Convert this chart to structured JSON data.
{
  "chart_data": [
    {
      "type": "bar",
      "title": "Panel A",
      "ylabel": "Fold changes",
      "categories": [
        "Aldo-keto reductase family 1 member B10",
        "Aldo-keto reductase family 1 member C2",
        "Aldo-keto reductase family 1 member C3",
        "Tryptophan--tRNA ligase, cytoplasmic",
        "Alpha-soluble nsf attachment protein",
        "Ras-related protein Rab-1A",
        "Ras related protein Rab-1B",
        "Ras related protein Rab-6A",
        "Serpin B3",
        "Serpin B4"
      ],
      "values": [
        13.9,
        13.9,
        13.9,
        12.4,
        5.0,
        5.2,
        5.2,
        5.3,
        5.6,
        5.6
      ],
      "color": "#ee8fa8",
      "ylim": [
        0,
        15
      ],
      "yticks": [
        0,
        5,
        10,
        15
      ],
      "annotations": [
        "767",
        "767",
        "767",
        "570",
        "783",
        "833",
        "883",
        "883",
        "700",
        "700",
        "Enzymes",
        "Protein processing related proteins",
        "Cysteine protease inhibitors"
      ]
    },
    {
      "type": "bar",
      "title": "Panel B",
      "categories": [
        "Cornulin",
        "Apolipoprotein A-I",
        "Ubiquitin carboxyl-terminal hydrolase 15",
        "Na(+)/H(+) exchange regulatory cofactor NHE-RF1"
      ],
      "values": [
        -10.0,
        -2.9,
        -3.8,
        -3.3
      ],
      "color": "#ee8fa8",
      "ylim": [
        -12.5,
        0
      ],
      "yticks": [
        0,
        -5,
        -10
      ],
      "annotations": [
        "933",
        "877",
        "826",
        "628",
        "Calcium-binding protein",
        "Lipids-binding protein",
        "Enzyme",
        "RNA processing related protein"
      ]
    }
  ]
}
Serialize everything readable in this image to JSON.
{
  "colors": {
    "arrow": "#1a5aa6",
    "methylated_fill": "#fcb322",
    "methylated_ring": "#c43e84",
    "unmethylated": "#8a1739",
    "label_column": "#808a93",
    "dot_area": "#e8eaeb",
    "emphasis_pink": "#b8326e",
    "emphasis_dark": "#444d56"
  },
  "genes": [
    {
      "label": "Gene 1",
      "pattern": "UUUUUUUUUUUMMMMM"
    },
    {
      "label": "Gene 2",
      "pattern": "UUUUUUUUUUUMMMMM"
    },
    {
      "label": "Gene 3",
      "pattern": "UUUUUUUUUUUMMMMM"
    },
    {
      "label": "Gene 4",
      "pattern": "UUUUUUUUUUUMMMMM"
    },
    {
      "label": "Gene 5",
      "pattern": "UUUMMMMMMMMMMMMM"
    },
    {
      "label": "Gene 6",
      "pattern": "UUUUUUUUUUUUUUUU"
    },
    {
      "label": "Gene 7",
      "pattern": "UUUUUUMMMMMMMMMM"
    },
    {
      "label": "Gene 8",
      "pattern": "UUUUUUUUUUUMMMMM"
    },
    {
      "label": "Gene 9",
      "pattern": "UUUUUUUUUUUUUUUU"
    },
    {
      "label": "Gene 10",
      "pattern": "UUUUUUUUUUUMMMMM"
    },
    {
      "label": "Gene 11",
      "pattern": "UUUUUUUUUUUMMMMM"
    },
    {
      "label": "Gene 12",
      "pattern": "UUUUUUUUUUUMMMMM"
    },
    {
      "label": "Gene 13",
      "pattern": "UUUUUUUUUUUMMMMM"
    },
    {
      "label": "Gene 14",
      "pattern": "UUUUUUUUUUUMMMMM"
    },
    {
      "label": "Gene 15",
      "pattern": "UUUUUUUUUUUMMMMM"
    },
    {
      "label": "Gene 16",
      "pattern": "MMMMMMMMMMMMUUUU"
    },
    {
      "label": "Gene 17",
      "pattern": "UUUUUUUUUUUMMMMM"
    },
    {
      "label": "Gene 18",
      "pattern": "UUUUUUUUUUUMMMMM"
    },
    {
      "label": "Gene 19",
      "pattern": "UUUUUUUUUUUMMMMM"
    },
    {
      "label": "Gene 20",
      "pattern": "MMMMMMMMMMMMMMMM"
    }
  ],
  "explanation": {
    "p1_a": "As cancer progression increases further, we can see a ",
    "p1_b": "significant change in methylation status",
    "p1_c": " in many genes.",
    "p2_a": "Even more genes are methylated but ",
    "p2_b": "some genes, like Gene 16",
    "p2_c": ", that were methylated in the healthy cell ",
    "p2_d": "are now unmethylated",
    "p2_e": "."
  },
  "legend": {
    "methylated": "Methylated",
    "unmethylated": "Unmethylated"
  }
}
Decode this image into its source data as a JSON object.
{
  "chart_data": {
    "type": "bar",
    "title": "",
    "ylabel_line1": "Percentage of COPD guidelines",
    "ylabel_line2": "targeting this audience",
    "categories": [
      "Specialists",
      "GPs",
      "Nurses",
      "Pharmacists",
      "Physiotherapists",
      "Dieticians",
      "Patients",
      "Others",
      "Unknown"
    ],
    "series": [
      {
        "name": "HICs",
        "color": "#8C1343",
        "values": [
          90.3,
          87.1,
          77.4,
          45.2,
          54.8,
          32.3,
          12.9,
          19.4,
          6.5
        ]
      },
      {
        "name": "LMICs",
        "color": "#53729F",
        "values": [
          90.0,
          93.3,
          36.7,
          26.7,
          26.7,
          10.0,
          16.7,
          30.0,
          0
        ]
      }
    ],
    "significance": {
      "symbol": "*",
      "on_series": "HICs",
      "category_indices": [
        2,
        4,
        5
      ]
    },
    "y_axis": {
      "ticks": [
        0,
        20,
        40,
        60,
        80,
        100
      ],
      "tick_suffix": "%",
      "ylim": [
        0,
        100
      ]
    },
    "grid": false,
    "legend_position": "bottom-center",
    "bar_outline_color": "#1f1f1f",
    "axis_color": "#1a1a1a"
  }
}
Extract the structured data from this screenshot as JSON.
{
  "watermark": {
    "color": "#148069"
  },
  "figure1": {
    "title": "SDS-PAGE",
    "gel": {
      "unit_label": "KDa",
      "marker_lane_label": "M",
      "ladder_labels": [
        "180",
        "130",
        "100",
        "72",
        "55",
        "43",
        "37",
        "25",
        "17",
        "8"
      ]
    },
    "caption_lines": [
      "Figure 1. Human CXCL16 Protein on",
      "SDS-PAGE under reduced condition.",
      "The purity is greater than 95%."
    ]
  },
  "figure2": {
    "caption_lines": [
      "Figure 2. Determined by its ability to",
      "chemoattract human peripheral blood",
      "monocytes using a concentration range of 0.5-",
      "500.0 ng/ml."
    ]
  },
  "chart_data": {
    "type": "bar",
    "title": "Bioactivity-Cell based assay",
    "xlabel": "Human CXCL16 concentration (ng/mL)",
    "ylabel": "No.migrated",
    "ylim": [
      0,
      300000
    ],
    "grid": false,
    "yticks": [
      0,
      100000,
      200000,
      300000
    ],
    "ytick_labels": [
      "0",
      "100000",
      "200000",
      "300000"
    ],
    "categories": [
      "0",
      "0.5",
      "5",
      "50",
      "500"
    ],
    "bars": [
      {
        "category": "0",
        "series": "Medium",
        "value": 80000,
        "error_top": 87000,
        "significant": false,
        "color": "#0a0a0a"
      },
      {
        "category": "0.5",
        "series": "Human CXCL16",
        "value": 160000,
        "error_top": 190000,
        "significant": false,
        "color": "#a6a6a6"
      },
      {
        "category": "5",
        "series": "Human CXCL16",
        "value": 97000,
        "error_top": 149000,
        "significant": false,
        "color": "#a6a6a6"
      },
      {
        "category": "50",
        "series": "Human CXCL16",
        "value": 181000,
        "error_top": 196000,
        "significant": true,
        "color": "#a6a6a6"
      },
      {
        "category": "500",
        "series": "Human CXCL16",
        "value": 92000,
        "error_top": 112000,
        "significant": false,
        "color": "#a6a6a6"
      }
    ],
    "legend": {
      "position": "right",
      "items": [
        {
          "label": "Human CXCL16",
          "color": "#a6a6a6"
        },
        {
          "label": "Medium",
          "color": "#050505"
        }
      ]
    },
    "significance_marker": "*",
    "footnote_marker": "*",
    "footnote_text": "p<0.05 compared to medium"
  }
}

++++++++++

◆ **Instructions for the task**: Return the lines of the listing where the string "structured" appears.

◆ **Answer to the exercise**:
Convert this chart to structured JSON data.
Extract the structured data from this screenshot as JSON.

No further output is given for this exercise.